## Stated exercise:
Convert each line of the listing below into a string in a single JSON list, one string per line and no strings for blank lines.

____ Extracted information

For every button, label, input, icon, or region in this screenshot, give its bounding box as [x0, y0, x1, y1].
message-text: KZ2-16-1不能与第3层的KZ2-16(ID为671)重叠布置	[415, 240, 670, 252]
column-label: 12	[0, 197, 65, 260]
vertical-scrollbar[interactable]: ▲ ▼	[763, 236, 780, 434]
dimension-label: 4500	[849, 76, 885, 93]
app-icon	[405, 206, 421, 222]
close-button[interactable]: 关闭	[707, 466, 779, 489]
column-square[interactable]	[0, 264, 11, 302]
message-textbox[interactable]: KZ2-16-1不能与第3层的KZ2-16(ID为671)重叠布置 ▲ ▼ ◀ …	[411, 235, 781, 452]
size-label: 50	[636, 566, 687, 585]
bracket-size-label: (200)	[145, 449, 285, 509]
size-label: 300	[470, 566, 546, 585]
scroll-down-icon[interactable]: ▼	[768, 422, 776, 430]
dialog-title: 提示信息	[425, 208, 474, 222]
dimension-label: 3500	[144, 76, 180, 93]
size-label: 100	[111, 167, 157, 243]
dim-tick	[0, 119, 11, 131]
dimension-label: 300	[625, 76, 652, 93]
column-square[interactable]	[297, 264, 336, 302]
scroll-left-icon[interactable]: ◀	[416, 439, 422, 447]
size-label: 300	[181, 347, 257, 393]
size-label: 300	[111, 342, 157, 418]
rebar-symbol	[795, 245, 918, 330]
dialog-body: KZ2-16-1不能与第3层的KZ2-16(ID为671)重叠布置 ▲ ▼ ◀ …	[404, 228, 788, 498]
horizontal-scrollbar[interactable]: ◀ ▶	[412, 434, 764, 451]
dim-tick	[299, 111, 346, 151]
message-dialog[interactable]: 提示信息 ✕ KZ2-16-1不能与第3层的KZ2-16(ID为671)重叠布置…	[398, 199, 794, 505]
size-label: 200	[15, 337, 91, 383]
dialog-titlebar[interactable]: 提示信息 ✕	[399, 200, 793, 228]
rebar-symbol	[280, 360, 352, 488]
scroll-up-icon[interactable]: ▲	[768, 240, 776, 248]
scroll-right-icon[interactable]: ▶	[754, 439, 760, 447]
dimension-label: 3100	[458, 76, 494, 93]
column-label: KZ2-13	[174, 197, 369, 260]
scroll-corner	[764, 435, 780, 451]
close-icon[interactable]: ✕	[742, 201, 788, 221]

________

## Complete answer:
[
  "For every button, label, input, icon, or region in this screenshot, give its bounding box as [x0, y0, x1, y1].",
  "message-text: KZ2-16-1不能与第3层的KZ2-16(ID为671)重叠布置\t[415, 240, 670, 252]",
  "column-label: 12\t[0, 197, 65, 260]",
  "vertical-scrollbar[interactable]: ▲ ▼\t[763, 236, 780, 434]",
  "dimension-label: 4500\t[849, 76, 885, 93]",
  "app-icon\t[405, 206, 421, 222]",
  "close-button[interactable]: 关闭\t[707, 466, 779, 489]",
  "column-square[interactable]\t[0, 264, 11, 302]",
  "message-textbox[interactable]: KZ2-16-1不能与第3层的KZ2-16(ID为671)重叠布置 ▲ ▼ ◀ …\t[411, 235, 781, 452]",
  "size-label: 50\t[636, 566, 687, 585]",
  "bracket-size-label: (200)\t[145, 449, 285, 509]",
  "size-label: 300\t[470, 566, 546, 585]",
  "scroll-down-icon[interactable]: ▼\t[768, 422, 776, 430]",
  "dialog-title: 提示信息\t[425, 208, 474, 222]",
  "dimension-label: 3500\t[144, 76, 180, 93]",
  "size-label: 100\t[111, 167, 157, 243]",
  "dim-tick\t[0, 119, 11, 131]",
  "dimension-label: 300\t[625, 76, 652, 93]",
  "column-square[interactable]\t[297, 264, 336, 302]",
  "scroll-left-icon[interactable]: ◀\t[416, 439, 422, 447]",
  "size-label: 300\t[181, 347, 257, 393]",
  "size-label: 300\t[111, 342, 157, 418]",
  "rebar-symbol\t[795, 245, 918, 330]",
  "dialog-body: KZ2-16-1不能与第3层的KZ2-16(ID为671)重叠布置 ▲ ▼ ◀ …\t[404, 228, 788, 498]",
  "horizontal-scrollbar[interactable]: ◀ ▶\t[412, 434, 764, 451]",
  "dim-tick\t[299, 111, 346, 151]",
  "message-dialog[interactable]: 提示信息 ✕ KZ2-16-1不能与第3层的KZ2-16(ID为671)重叠布置…\t[398, 199, 794, 505]",
  "size-label: 200\t[15, 337, 91, 383]",
  "dialog-titlebar[interactable]: 提示信息 ✕\t[399, 200, 793, 228]",
  "rebar-symbol\t[280, 360, 352, 488]",
  "scroll-up-icon[interactable]: ▲\t[768, 240, 776, 248]",
  "scroll-right-icon[interactable]: ▶\t[754, 439, 760, 447]",
  "dimension-label: 3100\t[458, 76, 494, 93]",
  "column-label: KZ2-13\t[174, 197, 369, 260]",
  "scroll-corner\t[764, 435, 780, 451]",
  "close-icon[interactable]: ✕\t[742, 201, 788, 221]"
]